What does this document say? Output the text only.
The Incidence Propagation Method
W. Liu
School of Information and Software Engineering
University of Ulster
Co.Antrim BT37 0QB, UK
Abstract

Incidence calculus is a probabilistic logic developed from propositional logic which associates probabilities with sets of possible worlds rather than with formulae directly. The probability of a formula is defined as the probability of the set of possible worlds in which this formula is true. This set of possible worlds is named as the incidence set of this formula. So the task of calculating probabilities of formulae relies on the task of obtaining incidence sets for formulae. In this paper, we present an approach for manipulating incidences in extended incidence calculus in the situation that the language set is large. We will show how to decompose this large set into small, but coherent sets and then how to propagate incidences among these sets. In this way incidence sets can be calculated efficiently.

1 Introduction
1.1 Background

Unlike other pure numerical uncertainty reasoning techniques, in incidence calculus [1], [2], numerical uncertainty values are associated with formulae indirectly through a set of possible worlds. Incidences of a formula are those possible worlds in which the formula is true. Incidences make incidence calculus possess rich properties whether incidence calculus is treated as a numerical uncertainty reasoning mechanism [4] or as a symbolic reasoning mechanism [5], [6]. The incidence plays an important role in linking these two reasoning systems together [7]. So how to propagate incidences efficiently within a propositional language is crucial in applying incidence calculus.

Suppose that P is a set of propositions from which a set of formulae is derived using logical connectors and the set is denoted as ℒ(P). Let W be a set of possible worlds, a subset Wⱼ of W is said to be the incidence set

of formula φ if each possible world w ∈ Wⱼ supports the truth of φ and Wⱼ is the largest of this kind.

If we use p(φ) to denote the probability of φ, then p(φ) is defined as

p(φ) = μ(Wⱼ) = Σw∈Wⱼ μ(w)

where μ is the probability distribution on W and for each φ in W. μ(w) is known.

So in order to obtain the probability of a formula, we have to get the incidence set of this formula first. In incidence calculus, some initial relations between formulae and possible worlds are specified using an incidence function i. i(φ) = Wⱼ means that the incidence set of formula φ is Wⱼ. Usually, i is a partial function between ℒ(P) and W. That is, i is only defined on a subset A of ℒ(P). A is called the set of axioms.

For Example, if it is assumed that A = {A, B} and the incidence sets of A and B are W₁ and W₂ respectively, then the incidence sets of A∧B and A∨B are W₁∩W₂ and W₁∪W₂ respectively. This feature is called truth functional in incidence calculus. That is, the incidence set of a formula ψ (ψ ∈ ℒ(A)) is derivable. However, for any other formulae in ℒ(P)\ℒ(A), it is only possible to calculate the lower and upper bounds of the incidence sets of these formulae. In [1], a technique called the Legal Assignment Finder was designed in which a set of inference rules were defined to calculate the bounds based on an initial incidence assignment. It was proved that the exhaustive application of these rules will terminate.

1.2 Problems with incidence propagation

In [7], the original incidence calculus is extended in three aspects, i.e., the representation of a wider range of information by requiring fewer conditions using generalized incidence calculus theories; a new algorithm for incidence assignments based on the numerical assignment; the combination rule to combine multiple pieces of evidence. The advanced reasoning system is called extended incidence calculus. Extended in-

Goal of the exercise:
Transcribe the records above exactly as they appear.

Correct result:
What does this document say? Output the text only.
The Incidence Propagation Method
W. Liu
School of Information and Software Engineering
University of Ulster
Co.Antrim BT37 0QB, UK
Abstract

Incidence calculus is a probabilistic logic developed from propositional logic which associates probabilities with sets of possible worlds rather than with formulae directly. The probability of a formula is defined as the probability of the set of possible worlds in which this formula is true. This set of possible worlds is named as the incidence set of this formula. So the task of calculating probabilities of formulae relies on the task of obtaining incidence sets for formulae. In this paper, we present an approach for manipulating incidences in extended incidence calculus in the situation that the language set is large. We will show how to decompose this large set into small, but coherent sets and then how to propagate incidences among these sets. In this way incidence sets can be calculated efficiently.

1 Introduction
1.1 Background

Unlike other pure numerical uncertainty reasoning techniques, in incidence calculus [1], [2], numerical uncertainty values are associated with formulae indirectly through a set of possible worlds. Incidences of a formula are those possible worlds in which the formula is true. Incidences make incidence calculus possess rich properties whether incidence calculus is treated as a numerical uncertainty reasoning mechanism [4] or as a symbolic reasoning mechanism [5], [6]. The incidence plays an important role in linking these two reasoning systems together [7]. So how to propagate incidences efficiently within a propositional language is crucial in applying incidence calculus.

Suppose that P is a set of propositions from which a set of formulae is derived using logical connectors and the set is denoted as ℒ(P). Let W be a set of possible worlds, a subset Wⱼ of W is said to be the incidence set

of formula φ if each possible world w ∈ Wⱼ supports the truth of φ and Wⱼ is the largest of this kind.

If we use p(φ) to denote the probability of φ, then p(φ) is defined as

p(φ) = μ(Wⱼ) = Σw∈Wⱼ μ(w)

where μ is the probability distribution on W and for each φ in W. μ(w) is known.

So in order to obtain the probability of a formula, we have to get the incidence set of this formula first. In incidence calculus, some initial relations between formulae and possible worlds are specified using an incidence function i. i(φ) = Wⱼ means that the incidence set of formula φ is Wⱼ. Usually, i is a partial function between ℒ(P) and W. That is, i is only defined on a subset A of ℒ(P). A is called the set of axioms.

For Example, if it is assumed that A = {A, B} and the incidence sets of A and B are W₁ and W₂ respectively, then the incidence sets of A∧B and A∨B are W₁∩W₂ and W₁∪W₂ respectively. This feature is called truth functional in incidence calculus. That is, the incidence set of a formula ψ (ψ ∈ ℒ(A)) is derivable. However, for any other formulae in ℒ(P)\ℒ(A), it is only possible to calculate the lower and upper bounds of the incidence sets of these formulae. In [1], a technique called the Legal Assignment Finder was designed in which a set of inference rules were defined to calculate the bounds based on an initial incidence assignment. It was proved that the exhaustive application of these rules will terminate.

1.2 Problems with incidence propagation

In [7], the original incidence calculus is extended in three aspects, i.e., the representation of a wider range of information by requiring fewer conditions using generalized incidence calculus theories; a new algorithm for incidence assignments based on the numerical assignment; the combination rule to combine multiple pieces of evidence. The advanced reasoning system is called extended incidence calculus. Extended in-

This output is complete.